Given task:
Copy out all lines where "MIERA" appears.

Records:

○ ○ ○ ○ ○ ○ ○

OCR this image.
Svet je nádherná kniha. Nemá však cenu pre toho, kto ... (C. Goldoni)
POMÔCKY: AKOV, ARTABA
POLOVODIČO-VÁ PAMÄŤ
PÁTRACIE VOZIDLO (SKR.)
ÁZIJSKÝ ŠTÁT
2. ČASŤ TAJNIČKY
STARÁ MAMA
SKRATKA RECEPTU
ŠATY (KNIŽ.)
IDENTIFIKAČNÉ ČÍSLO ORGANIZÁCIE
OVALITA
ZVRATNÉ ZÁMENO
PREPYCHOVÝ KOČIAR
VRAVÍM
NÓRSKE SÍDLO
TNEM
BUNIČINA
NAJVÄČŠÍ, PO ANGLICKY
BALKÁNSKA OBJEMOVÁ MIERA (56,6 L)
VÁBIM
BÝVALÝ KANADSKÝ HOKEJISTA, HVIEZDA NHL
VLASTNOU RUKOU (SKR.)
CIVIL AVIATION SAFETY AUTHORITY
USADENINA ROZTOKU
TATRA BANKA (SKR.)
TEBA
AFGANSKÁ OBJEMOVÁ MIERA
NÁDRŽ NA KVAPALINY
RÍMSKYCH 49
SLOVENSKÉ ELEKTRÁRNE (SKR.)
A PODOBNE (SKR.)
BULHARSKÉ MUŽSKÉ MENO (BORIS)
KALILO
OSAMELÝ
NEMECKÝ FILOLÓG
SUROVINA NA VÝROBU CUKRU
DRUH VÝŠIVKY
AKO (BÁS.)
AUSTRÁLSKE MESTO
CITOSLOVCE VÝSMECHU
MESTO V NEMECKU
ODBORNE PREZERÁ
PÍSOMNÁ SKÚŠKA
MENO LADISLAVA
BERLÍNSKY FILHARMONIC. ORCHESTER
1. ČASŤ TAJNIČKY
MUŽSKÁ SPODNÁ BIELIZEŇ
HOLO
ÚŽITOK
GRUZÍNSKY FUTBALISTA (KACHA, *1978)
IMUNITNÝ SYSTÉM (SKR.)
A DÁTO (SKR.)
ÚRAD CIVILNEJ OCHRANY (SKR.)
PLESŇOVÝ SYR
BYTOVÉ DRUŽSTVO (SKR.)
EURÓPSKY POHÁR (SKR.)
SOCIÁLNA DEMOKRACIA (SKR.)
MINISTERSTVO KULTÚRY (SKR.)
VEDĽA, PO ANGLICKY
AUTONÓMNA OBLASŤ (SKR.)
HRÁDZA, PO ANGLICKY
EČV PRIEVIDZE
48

○ ○ ○ ○ ○ ○ ○

Exercise response:
BALKÁNSKA OBJEMOVÁ MIERA (56,6 L)
AFGANSKÁ OBJEMOVÁ MIERA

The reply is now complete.